TASK REQUIREMENTS — Review the material line by line. Identify and copy every line that contains the string "watermark".

— start —

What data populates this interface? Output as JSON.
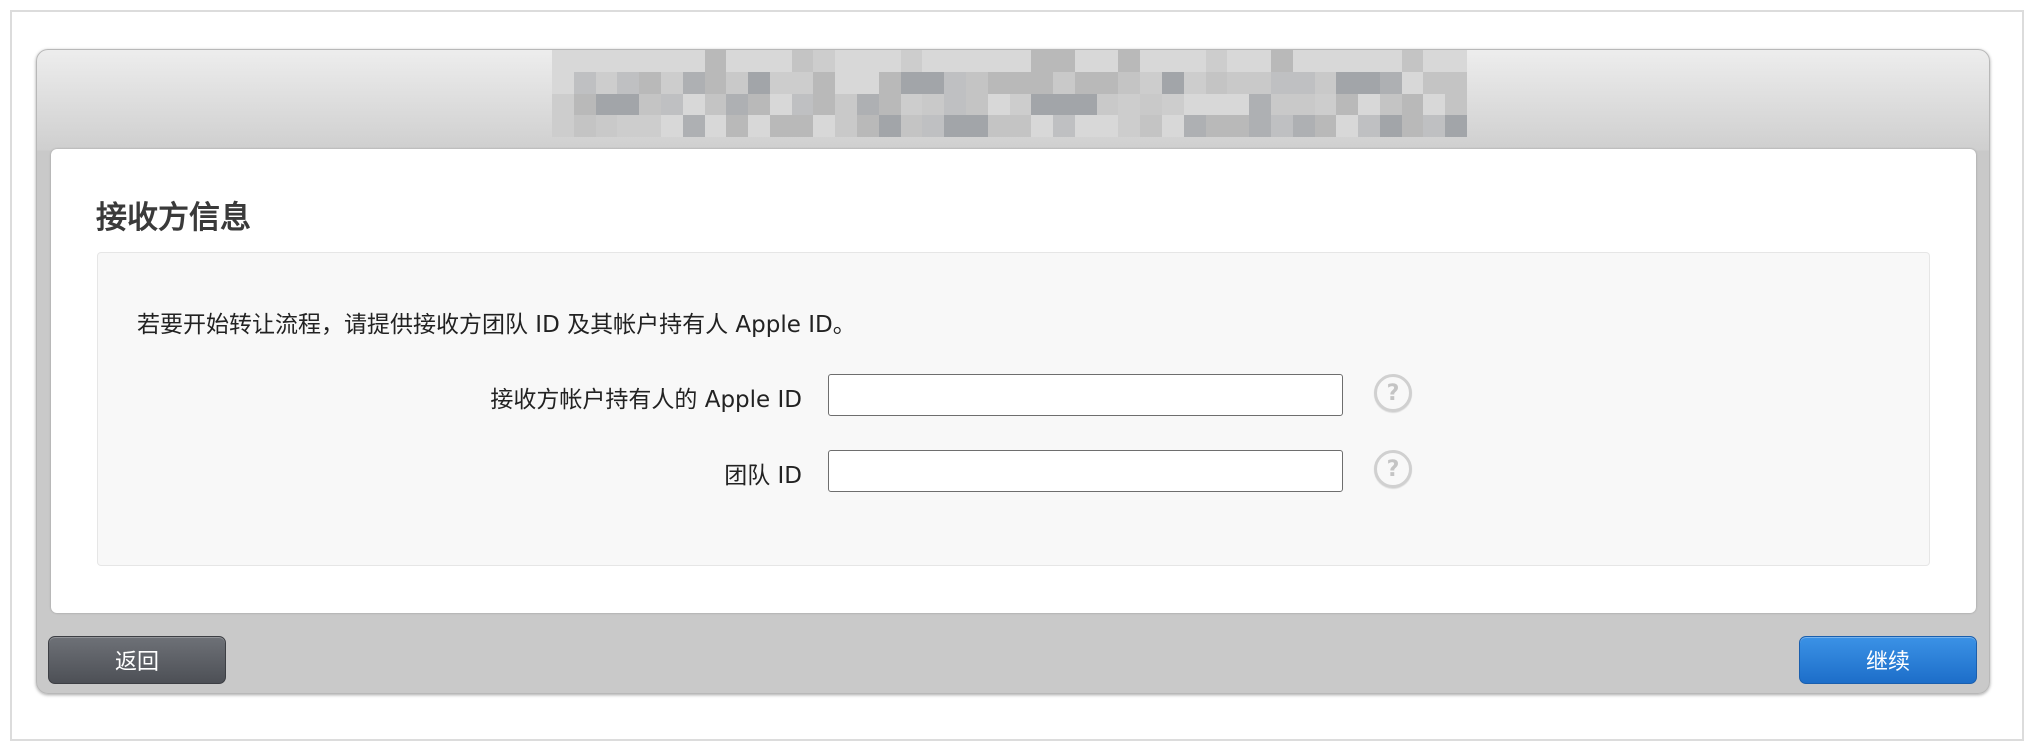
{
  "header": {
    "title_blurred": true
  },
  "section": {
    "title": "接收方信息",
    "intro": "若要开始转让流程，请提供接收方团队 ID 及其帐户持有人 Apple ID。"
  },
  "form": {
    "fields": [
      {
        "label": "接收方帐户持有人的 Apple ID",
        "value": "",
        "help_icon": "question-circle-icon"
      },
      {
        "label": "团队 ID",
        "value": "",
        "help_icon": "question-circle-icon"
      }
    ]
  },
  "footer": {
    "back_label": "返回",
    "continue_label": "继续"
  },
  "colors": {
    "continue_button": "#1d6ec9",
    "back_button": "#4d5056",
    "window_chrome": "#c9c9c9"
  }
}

— end —
— start —

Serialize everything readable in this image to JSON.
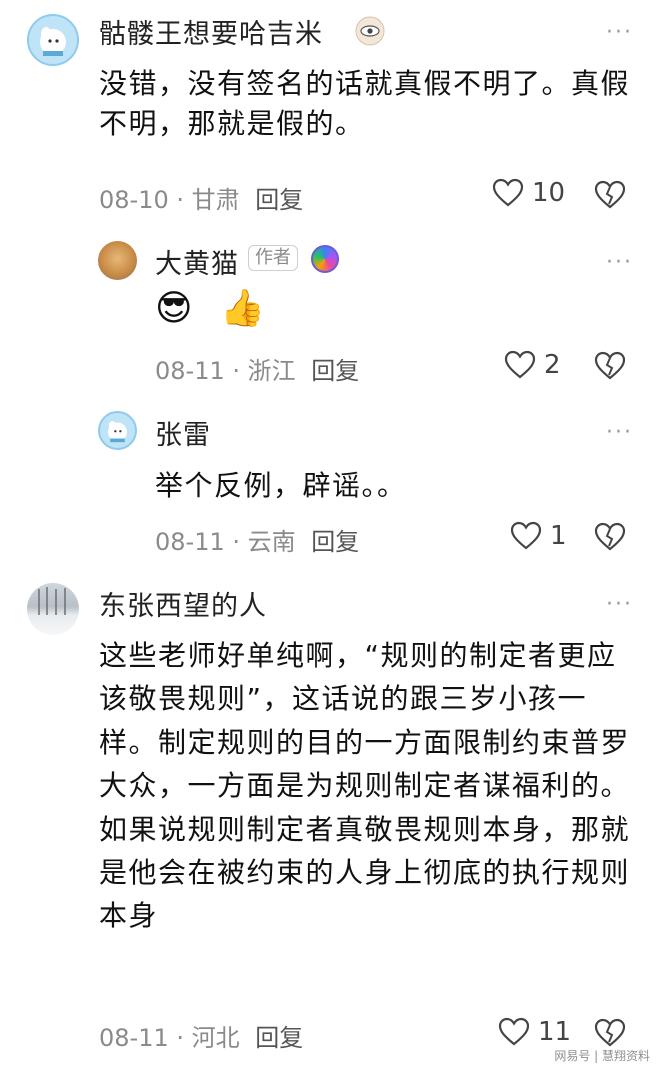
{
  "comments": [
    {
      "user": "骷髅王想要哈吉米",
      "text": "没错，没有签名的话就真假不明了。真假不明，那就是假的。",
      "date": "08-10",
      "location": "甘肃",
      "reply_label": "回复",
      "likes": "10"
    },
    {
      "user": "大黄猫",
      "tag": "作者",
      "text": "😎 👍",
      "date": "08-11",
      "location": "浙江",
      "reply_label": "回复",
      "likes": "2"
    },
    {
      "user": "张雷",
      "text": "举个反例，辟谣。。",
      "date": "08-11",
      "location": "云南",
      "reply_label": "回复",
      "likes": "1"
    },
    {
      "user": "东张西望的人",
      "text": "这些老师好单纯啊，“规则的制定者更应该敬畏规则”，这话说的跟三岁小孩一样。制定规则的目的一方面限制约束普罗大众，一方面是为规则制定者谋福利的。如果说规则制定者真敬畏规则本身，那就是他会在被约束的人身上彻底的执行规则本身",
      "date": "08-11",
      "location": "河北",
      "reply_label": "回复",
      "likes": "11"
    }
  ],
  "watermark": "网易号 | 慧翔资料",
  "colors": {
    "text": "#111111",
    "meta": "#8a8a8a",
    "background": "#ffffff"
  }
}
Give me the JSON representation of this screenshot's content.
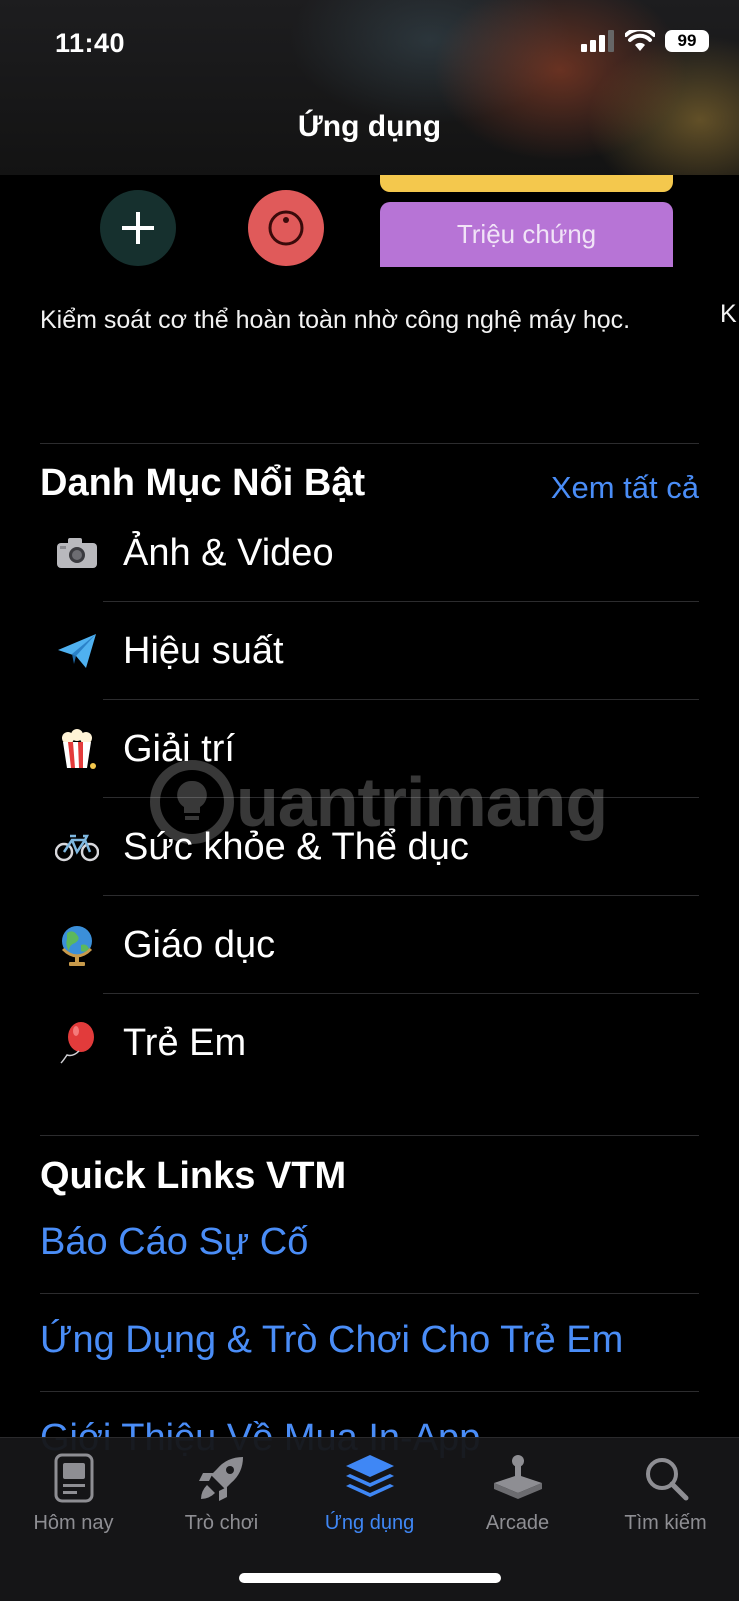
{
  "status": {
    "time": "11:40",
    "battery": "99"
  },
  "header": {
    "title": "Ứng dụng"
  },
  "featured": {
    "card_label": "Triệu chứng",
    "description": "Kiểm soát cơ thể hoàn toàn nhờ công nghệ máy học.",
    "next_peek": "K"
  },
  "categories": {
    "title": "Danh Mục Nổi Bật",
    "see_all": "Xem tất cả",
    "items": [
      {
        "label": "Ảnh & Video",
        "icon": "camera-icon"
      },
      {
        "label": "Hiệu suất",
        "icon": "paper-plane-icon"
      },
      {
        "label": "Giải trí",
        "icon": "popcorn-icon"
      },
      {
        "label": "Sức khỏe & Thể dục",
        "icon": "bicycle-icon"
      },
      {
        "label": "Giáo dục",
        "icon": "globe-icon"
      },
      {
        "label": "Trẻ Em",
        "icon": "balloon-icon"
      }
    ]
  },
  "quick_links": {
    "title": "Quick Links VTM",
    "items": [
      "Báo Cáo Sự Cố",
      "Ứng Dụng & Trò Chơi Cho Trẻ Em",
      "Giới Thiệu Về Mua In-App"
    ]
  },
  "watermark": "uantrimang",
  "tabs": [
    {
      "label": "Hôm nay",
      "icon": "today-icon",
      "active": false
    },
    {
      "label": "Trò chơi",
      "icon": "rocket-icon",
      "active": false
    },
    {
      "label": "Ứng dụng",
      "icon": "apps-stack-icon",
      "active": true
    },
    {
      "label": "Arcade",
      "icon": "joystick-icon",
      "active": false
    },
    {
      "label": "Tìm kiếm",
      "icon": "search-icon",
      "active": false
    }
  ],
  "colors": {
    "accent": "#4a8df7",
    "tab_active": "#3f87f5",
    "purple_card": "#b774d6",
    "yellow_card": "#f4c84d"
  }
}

— end —
— start —

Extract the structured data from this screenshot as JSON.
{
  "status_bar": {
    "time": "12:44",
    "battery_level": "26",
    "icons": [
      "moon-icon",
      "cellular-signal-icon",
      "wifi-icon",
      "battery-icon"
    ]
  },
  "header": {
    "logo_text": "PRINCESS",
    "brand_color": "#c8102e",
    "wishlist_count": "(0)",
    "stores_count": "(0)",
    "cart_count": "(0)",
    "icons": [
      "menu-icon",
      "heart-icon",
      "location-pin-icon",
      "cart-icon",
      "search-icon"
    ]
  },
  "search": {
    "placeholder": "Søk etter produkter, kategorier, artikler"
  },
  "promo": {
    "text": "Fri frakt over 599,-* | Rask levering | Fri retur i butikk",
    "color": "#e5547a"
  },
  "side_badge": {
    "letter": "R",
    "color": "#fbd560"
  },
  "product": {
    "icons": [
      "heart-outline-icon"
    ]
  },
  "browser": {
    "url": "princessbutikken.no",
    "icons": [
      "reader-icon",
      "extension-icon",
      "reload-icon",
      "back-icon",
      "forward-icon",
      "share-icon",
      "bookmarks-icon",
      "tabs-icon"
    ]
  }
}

— end —

WRITTEN REPLY —
  "watermark": "网易号 | 慧翔资料",
  "watermark": "uantrimang",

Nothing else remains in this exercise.